[Stored entries]

++++

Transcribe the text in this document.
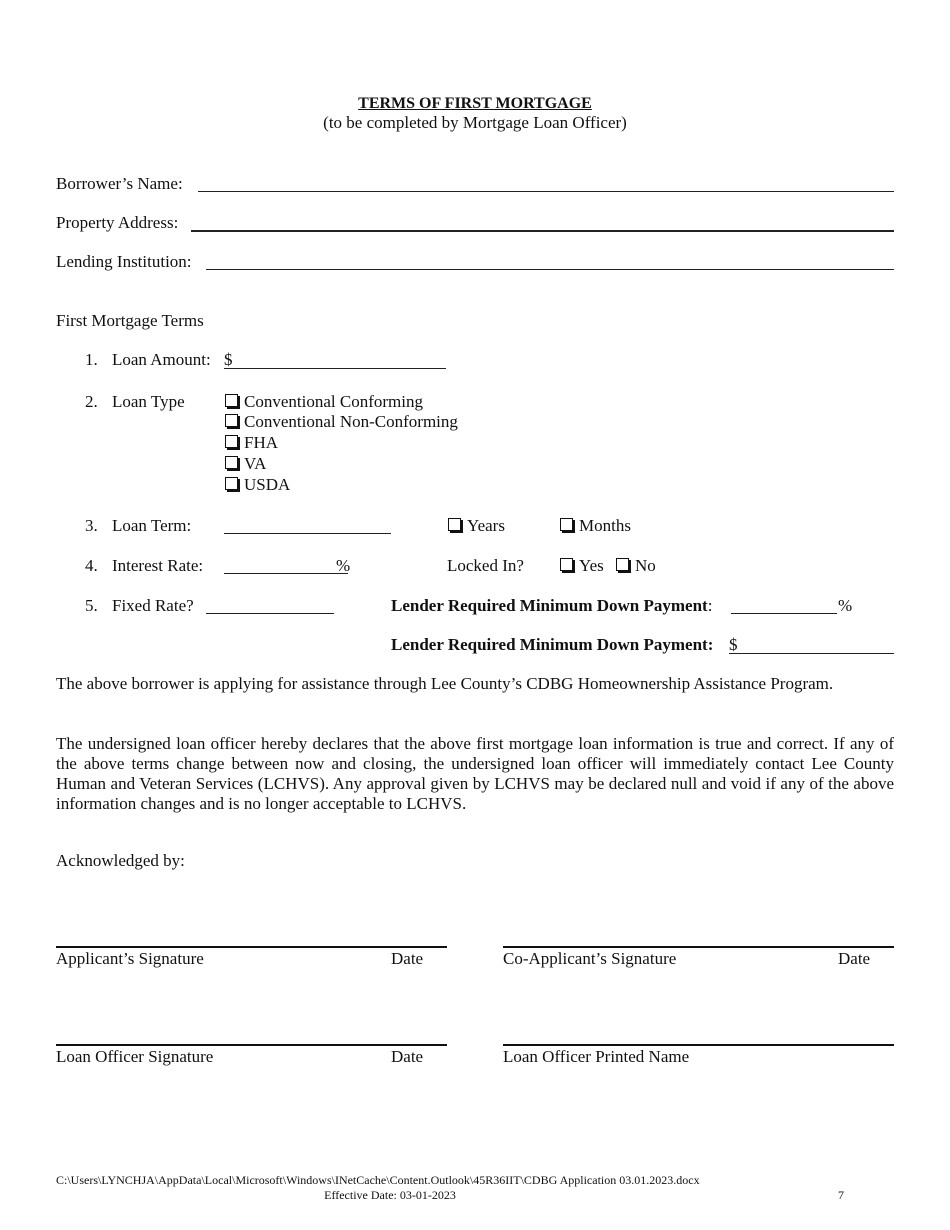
TERMS OF FIRST MORTGAGE
(to be completed by Mortgage Loan Officer)
Borrower’s Name:
Property Address:
Lending Institution:
First Mortgage Terms
1. Loan Amount: $
2. Loan Type	Conventional Conforming
Conventional Non-Conforming
FHA
VA
USDA
3. Loan Term:	Years	Months
4. Interest Rate:	%	Locked In?	Yes	No
5. Fixed Rate?	Lender Required Minimum Down Payment:	%
Lender Required Minimum Down Payment: $
The above borrower is applying for assistance through Lee County’s CDBG Homeownership Assistance Program.
The undersigned loan officer hereby declares that the above first mortgage loan information is true and correct. If any of the above terms change between now and closing, the undersigned loan officer will immediately contact Lee County Human and Veteran Services (LCHVS). Any approval given by LCHVS may be declared null and void if any of the above information changes and is no longer acceptable to LCHVS.
Acknowledged by:
Applicant’s Signature	Date	Co-Applicant’s Signature	Date
Loan Officer Signature	Date	Loan Officer Printed Name
C:\Users\LYNCHJA\AppData\Local\Microsoft\Windows\INetCache\Content.Outlook\45R36IIT\CDBG Application 03.01.2023.docx
Effective Date: 03-01-2023	7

++++

# Written request:
Without the pictures, write out all of the material exactly.

# Answer to the exercise:
Transcribe the text in this document.
TERMS OF FIRST MORTGAGE
(to be completed by Mortgage Loan Officer)
Borrower’s Name:
Property Address:
Lending Institution:
First Mortgage Terms
1. Loan Amount: $
2. Loan Type	Conventional Conforming
Conventional Non-Conforming
FHA
VA
USDA
3. Loan Term:	Years	Months
4. Interest Rate:	%	Locked In?	Yes	No
5. Fixed Rate?	Lender Required Minimum Down Payment:	%
Lender Required Minimum Down Payment: $
The above borrower is applying for assistance through Lee County’s CDBG Homeownership Assistance Program.
The undersigned loan officer hereby declares that the above first mortgage loan information is true and correct. If any of the above terms change between now and closing, the undersigned loan officer will immediately contact Lee County Human and Veteran Services (LCHVS). Any approval given by LCHVS may be declared null and void if any of the above information changes and is no longer acceptable to LCHVS.
Acknowledged by:
Applicant’s Signature	Date	Co-Applicant’s Signature	Date
Loan Officer Signature	Date	Loan Officer Printed Name
C:\Users\LYNCHJA\AppData\Local\Microsoft\Windows\INetCache\Content.Outlook\45R36IIT\CDBG Application 03.01.2023.docx
Effective Date: 03-01-2023	7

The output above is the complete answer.